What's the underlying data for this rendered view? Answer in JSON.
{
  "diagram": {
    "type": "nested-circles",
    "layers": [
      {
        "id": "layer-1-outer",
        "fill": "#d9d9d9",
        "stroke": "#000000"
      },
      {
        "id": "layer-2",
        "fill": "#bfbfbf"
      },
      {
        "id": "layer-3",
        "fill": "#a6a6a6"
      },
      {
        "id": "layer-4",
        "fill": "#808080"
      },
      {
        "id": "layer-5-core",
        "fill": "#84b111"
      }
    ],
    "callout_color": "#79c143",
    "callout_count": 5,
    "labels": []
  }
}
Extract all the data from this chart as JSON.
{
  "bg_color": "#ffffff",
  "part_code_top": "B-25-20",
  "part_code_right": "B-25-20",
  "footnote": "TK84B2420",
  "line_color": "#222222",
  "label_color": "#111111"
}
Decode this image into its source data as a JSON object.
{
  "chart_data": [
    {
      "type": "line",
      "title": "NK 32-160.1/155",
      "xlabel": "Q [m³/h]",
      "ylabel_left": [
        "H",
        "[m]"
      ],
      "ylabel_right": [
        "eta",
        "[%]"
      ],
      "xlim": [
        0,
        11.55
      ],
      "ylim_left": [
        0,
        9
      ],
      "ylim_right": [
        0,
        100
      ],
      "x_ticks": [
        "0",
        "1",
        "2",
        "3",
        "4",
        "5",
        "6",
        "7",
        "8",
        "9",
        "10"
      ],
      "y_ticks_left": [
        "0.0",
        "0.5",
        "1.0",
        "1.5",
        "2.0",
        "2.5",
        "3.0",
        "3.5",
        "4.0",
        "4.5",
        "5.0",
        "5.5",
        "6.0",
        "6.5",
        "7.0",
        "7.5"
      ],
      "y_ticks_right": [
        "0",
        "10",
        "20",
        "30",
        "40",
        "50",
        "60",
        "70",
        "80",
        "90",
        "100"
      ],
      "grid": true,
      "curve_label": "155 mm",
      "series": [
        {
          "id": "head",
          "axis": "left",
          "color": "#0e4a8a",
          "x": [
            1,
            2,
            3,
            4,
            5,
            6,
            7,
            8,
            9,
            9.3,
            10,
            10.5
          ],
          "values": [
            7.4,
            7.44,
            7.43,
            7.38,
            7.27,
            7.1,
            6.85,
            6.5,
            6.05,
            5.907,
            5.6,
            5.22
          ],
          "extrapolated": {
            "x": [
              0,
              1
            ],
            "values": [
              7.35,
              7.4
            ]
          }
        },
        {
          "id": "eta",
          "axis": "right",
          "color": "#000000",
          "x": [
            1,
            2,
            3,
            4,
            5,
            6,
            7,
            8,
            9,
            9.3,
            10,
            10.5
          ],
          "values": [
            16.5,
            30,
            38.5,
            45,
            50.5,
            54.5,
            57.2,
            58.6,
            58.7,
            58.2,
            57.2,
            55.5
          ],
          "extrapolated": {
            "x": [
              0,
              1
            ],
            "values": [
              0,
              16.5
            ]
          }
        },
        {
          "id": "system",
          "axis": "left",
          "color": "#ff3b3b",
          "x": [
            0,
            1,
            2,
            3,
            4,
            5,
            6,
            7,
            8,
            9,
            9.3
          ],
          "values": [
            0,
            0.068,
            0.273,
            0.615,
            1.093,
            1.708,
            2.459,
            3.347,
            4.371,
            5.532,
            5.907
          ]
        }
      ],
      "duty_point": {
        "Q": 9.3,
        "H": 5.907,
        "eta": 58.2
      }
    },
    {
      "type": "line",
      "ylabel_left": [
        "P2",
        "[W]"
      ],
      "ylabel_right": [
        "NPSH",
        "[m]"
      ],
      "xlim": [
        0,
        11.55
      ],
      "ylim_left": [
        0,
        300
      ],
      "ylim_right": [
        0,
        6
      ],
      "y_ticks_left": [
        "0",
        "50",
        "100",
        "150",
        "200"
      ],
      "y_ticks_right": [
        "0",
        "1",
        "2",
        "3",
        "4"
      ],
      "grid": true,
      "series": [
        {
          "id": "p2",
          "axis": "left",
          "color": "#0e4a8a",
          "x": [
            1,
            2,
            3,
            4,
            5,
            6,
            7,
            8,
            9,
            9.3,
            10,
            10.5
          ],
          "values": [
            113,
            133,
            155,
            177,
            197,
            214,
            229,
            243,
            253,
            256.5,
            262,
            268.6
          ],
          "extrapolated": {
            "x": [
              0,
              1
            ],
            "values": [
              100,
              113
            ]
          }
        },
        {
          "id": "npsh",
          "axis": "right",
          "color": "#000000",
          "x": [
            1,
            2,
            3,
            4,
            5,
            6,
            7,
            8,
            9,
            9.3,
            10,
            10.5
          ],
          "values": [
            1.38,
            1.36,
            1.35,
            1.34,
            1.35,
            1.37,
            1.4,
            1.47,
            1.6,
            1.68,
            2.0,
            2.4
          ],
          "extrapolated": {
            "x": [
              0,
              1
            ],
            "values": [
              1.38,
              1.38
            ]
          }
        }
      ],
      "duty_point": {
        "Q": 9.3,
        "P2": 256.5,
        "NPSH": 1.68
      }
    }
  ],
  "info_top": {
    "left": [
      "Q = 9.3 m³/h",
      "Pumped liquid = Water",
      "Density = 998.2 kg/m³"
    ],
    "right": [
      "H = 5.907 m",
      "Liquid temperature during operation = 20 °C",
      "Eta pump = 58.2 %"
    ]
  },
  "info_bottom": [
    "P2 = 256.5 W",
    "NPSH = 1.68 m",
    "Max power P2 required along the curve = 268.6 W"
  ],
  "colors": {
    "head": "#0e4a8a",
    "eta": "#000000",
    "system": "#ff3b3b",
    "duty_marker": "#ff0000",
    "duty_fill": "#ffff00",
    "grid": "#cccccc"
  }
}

▸ What the exercise asks: Output every entry shown above, exactly.

▸ Written response:
What's the underlying data for this rendered view? Answer in JSON.
{
  "diagram": {
    "type": "nested-circles",
    "layers": [
      {
        "id": "layer-1-outer",
        "fill": "#d9d9d9",
        "stroke": "#000000"
      },
      {
        "id": "layer-2",
        "fill": "#bfbfbf"
      },
      {
        "id": "layer-3",
        "fill": "#a6a6a6"
      },
      {
        "id": "layer-4",
        "fill": "#808080"
      },
      {
        "id": "layer-5-core",
        "fill": "#84b111"
      }
    ],
    "callout_color": "#79c143",
    "callout_count": 5,
    "labels": []
  }
}
Extract all the data from this chart as JSON.
{
  "bg_color": "#ffffff",
  "part_code_top": "B-25-20",
  "part_code_right": "B-25-20",
  "footnote": "TK84B2420",
  "line_color": "#222222",
  "label_color": "#111111"
}
Decode this image into its source data as a JSON object.
{
  "chart_data": [
    {
      "type": "line",
      "title": "NK 32-160.1/155",
      "xlabel": "Q [m³/h]",
      "ylabel_left": [
        "H",
        "[m]"
      ],
      "ylabel_right": [
        "eta",
        "[%]"
      ],
      "xlim": [
        0,
        11.55
      ],
      "ylim_left": [
        0,
        9
      ],
      "ylim_right": [
        0,
        100
      ],
      "x_ticks": [
        "0",
        "1",
        "2",
        "3",
        "4",
        "5",
        "6",
        "7",
        "8",
        "9",
        "10"
      ],
      "y_ticks_left": [
        "0.0",
        "0.5",
        "1.0",
        "1.5",
        "2.0",
        "2.5",
        "3.0",
        "3.5",
        "4.0",
        "4.5",
        "5.0",
        "5.5",
        "6.0",
        "6.5",
        "7.0",
        "7.5"
      ],
      "y_ticks_right": [
        "0",
        "10",
        "20",
        "30",
        "40",
        "50",
        "60",
        "70",
        "80",
        "90",
        "100"
      ],
      "grid": true,
      "curve_label": "155 mm",
      "series": [
        {
          "id": "head",
          "axis": "left",
          "color": "#0e4a8a",
          "x": [
            1,
            2,
            3,
            4,
            5,
            6,
            7,
            8,
            9,
            9.3,
            10,
            10.5
          ],
          "values": [
            7.4,
            7.44,
            7.43,
            7.38,
            7.27,
            7.1,
            6.85,
            6.5,
            6.05,
            5.907,
            5.6,
            5.22
          ],
          "extrapolated": {
            "x": [
              0,
              1
            ],
            "values": [
              7.35,
              7.4
            ]
          }
        },
        {
          "id": "eta",
          "axis": "right",
          "color": "#000000",
          "x": [
            1,
            2,
            3,
            4,
            5,
            6,
            7,
            8,
            9,
            9.3,
            10,
            10.5
          ],
          "values": [
            16.5,
            30,
            38.5,
            45,
            50.5,
            54.5,
            57.2,
            58.6,
            58.7,
            58.2,
            57.2,
            55.5
          ],
          "extrapolated": {
            "x": [
              0,
              1
            ],
            "values": [
              0,
              16.5
            ]
          }
        },
        {
          "id": "system",
          "axis": "left",
          "color": "#ff3b3b",
          "x": [
            0,
            1,
            2,
            3,
            4,
            5,
            6,
            7,
            8,
            9,
            9.3
          ],
          "values": [
            0,
            0.068,
            0.273,
            0.615,
            1.093,
            1.708,
            2.459,
            3.347,
            4.371,
            5.532,
            5.907
          ]
        }
      ],
      "duty_point": {
        "Q": 9.3,
        "H": 5.907,
        "eta": 58.2
      }
    },
    {
      "type": "line",
      "ylabel_left": [
        "P2",
        "[W]"
      ],
      "ylabel_right": [
        "NPSH",
        "[m]"
      ],
      "xlim": [
        0,
        11.55
      ],
      "ylim_left": [
        0,
        300
      ],
      "ylim_right": [
        0,
        6
      ],
      "y_ticks_left": [
        "0",
        "50",
        "100",
        "150",
        "200"
      ],
      "y_ticks_right": [
        "0",
        "1",
        "2",
        "3",
        "4"
      ],
      "grid": true,
      "series": [
        {
          "id": "p2",
          "axis": "left",
          "color": "#0e4a8a",
          "x": [
            1,
            2,
            3,
            4,
            5,
            6,
            7,
            8,
            9,
            9.3,
            10,
            10.5
          ],
          "values": [
            113,
            133,
            155,
            177,
            197,
            214,
            229,
            243,
            253,
            256.5,
            262,
            268.6
          ],
          "extrapolated": {
            "x": [
              0,
              1
            ],
            "values": [
              100,
              113
            ]
          }
        },
        {
          "id": "npsh",
          "axis": "right",
          "color": "#000000",
          "x": [
            1,
            2,
            3,
            4,
            5,
            6,
            7,
            8,
            9,
            9.3,
            10,
            10.5
          ],
          "values": [
            1.38,
            1.36,
            1.35,
            1.34,
            1.35,
            1.37,
            1.4,
            1.47,
            1.6,
            1.68,
            2.0,
            2.4
          ],
          "extrapolated": {
            "x": [
              0,
              1
            ],
            "values": [
              1.38,
              1.38
            ]
          }
        }
      ],
      "duty_point": {
        "Q": 9.3,
        "P2": 256.5,
        "NPSH": 1.68
      }
    }
  ],
  "info_top": {
    "left": [
      "Q = 9.3 m³/h",
      "Pumped liquid = Water",
      "Density = 998.2 kg/m³"
    ],
    "right": [
      "H = 5.907 m",
      "Liquid temperature during operation = 20 °C",
      "Eta pump = 58.2 %"
    ]
  },
  "info_bottom": [
    "P2 = 256.5 W",
    "NPSH = 1.68 m",
    "Max power P2 required along the curve = 268.6 W"
  ],
  "colors": {
    "head": "#0e4a8a",
    "eta": "#000000",
    "system": "#ff3b3b",
    "duty_marker": "#ff0000",
    "duty_fill": "#ffff00",
    "grid": "#cccccc"
  }
}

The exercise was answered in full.